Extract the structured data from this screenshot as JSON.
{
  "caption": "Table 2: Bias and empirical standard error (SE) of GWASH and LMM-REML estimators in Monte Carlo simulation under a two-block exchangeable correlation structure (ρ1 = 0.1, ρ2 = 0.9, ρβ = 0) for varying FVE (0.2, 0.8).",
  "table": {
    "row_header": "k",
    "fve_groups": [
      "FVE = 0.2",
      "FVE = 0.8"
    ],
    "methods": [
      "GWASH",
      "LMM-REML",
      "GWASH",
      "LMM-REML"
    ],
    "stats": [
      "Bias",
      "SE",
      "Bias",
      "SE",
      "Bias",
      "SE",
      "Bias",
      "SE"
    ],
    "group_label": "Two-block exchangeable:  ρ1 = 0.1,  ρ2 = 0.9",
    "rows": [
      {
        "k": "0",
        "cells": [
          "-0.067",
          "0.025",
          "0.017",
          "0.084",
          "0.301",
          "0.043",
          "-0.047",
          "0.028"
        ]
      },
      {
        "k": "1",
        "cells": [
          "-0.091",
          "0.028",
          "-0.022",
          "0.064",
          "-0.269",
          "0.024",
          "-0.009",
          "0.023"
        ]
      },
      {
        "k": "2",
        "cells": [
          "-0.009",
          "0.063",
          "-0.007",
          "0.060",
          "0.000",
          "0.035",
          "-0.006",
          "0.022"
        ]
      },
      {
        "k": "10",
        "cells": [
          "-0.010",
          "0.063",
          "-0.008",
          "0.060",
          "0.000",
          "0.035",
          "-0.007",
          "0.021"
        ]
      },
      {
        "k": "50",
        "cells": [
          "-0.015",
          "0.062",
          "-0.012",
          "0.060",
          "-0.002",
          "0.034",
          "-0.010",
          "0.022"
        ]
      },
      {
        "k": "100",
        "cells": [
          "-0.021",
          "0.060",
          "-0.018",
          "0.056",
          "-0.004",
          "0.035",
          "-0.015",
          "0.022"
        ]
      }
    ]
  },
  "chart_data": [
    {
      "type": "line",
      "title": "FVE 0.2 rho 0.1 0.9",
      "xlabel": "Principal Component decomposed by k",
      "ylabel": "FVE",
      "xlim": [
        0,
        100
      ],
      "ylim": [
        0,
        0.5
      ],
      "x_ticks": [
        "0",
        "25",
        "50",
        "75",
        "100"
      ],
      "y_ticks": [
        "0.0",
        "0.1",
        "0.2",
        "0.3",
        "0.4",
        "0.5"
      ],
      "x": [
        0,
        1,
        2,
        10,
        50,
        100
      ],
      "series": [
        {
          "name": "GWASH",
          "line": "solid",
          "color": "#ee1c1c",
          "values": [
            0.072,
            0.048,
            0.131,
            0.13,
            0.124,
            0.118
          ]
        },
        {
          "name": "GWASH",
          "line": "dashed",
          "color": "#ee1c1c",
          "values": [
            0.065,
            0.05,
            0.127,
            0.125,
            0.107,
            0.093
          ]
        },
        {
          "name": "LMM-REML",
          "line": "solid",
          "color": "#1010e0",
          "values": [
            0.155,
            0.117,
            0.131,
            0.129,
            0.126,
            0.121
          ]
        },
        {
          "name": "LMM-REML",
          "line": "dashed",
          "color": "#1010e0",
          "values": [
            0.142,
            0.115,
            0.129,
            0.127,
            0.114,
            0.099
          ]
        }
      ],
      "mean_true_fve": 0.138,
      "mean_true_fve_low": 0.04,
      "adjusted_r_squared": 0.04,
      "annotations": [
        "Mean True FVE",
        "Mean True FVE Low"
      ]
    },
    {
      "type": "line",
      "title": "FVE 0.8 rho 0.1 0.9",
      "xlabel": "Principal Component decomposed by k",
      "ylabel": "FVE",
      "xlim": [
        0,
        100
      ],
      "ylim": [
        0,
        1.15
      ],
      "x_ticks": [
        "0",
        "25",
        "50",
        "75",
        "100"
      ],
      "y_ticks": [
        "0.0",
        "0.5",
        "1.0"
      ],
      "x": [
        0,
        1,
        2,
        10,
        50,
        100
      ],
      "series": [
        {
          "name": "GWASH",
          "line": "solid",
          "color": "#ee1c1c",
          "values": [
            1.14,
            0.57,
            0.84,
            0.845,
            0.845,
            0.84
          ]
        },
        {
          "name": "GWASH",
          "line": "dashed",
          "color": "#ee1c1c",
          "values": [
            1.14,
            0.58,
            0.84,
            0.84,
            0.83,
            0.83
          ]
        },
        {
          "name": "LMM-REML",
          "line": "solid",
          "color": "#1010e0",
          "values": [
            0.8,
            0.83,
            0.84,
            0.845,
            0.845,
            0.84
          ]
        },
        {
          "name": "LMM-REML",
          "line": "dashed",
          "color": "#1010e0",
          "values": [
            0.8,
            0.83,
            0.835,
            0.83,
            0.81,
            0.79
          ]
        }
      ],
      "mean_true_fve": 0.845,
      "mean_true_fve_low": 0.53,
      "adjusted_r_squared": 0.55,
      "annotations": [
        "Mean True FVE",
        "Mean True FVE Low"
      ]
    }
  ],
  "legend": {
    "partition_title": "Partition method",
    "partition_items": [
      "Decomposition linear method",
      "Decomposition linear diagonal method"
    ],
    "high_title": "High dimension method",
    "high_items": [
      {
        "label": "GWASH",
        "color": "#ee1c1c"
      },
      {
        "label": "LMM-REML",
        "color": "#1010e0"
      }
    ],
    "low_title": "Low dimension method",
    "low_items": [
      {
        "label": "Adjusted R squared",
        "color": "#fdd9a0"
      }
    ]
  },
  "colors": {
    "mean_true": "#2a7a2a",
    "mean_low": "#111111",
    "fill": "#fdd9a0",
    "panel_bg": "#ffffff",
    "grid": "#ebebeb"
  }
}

**What is asked**. Collect each line of the entries that has the word "dimension", copying it in full.

**Result below**.
    "high_title": "High dimension method",
    "low_title": "Low dimension method",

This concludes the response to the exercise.